## Your instructions
Quote the whole listing verbatim.

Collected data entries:

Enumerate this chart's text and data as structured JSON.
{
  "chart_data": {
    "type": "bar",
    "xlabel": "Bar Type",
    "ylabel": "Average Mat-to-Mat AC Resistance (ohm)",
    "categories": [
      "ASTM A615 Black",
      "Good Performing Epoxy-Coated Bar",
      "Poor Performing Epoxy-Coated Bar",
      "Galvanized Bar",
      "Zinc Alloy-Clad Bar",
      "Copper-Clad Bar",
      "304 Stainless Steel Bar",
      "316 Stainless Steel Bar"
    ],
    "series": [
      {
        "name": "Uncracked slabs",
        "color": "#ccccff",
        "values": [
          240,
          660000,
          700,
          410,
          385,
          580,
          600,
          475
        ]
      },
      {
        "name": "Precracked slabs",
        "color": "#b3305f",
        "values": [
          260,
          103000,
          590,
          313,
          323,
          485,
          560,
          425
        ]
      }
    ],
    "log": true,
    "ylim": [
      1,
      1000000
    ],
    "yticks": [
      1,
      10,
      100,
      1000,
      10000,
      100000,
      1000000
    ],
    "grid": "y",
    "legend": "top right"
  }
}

## Complete response
Enumerate this chart's text and data as structured JSON.
{
  "chart_data": {
    "type": "bar",
    "xlabel": "Bar Type",
    "ylabel": "Average Mat-to-Mat AC Resistance (ohm)",
    "categories": [
      "ASTM A615 Black",
      "Good Performing Epoxy-Coated Bar",
      "Poor Performing Epoxy-Coated Bar",
      "Galvanized Bar",
      "Zinc Alloy-Clad Bar",
      "Copper-Clad Bar",
      "304 Stainless Steel Bar",
      "316 Stainless Steel Bar"
    ],
    "series": [
      {
        "name": "Uncracked slabs",
        "color": "#ccccff",
        "values": [
          240,
          660000,
          700,
          410,
          385,
          580,
          600,
          475
        ]
      },
      {
        "name": "Precracked slabs",
        "color": "#b3305f",
        "values": [
          260,
          103000,
          590,
          313,
          323,
          485,
          560,
          425
        ]
      }
    ],
    "log": true,
    "ylim": [
      1,
      1000000
    ],
    "yticks": [
      1,
      10,
      100,
      1000,
      10000,
      100000,
      1000000
    ],
    "grid": "y",
    "legend": "top right"
  }
}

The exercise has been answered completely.